*What the task requires*
In the material below, find each line holding the string "Radiation" and copy it.

*Given data*
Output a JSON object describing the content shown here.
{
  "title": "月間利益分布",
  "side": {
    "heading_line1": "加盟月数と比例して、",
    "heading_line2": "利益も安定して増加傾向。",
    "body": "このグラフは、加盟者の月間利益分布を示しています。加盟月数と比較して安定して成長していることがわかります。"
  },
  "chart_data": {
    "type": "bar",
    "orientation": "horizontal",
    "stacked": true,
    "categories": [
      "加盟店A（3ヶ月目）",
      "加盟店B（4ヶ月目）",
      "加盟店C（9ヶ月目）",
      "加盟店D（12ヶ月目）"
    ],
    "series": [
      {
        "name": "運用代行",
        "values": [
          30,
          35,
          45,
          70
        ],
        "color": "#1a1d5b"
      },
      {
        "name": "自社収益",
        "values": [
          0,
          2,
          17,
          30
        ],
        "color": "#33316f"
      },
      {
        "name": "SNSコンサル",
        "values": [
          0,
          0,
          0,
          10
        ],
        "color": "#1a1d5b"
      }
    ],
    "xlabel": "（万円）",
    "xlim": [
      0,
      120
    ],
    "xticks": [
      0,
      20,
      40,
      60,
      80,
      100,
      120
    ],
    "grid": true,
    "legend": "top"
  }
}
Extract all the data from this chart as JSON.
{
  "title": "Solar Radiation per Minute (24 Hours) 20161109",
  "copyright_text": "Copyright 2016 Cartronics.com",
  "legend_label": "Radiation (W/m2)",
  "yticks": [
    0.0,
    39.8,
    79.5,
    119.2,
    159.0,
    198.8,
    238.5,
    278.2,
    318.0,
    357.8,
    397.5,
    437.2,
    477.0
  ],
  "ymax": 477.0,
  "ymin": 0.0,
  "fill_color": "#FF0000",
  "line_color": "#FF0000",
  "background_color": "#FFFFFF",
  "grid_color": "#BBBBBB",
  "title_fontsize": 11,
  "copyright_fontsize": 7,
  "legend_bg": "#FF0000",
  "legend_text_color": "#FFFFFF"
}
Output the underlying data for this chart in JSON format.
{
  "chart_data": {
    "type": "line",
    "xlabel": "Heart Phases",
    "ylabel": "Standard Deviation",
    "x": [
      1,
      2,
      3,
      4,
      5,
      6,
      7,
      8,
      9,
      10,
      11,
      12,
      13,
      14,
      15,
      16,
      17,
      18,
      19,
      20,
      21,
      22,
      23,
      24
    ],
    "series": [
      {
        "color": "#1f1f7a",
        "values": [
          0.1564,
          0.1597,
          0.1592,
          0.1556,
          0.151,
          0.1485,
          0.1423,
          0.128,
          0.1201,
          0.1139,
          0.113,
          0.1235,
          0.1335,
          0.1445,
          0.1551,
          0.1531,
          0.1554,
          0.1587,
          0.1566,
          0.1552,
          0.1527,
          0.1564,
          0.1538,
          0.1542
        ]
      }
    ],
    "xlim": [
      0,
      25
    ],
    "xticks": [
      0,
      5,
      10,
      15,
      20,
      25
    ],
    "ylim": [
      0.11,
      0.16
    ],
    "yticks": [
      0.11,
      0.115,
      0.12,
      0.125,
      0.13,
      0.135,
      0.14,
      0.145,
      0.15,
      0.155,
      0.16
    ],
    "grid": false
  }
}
...
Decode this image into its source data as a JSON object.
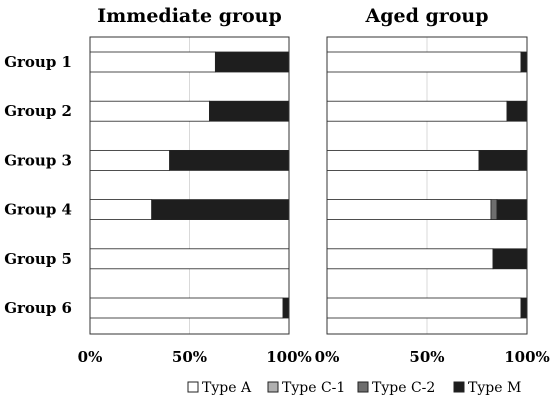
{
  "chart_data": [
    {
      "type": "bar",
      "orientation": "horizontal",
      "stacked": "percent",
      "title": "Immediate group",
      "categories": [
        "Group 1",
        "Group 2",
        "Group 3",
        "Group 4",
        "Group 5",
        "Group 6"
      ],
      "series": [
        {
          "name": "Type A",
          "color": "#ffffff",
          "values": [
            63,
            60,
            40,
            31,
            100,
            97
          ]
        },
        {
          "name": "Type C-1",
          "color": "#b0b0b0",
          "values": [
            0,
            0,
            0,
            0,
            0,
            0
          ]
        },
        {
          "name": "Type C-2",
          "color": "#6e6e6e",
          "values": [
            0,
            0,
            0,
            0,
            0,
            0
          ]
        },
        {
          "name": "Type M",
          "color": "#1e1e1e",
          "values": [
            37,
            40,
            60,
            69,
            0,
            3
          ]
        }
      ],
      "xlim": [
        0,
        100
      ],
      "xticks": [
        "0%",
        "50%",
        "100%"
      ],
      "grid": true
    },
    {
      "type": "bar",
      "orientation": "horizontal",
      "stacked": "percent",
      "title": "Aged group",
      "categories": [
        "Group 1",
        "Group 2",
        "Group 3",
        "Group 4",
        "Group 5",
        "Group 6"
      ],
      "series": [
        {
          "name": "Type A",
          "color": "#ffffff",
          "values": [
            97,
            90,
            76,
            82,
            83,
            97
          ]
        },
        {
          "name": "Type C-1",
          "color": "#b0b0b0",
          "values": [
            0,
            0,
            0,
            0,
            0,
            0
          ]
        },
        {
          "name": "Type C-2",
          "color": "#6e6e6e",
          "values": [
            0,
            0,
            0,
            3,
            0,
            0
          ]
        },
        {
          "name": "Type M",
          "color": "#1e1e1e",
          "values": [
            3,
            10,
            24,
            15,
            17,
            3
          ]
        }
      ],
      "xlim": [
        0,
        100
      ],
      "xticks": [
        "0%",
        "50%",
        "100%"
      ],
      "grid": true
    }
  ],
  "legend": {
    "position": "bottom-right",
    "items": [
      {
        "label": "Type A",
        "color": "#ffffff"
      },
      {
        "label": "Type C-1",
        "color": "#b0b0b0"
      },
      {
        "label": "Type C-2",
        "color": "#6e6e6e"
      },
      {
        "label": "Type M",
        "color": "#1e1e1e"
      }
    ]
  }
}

*Answer*
  "title": "Solar Radiation per Minute (24 Hours) 20161109",
  "legend_label": "Radiation (W/m2)",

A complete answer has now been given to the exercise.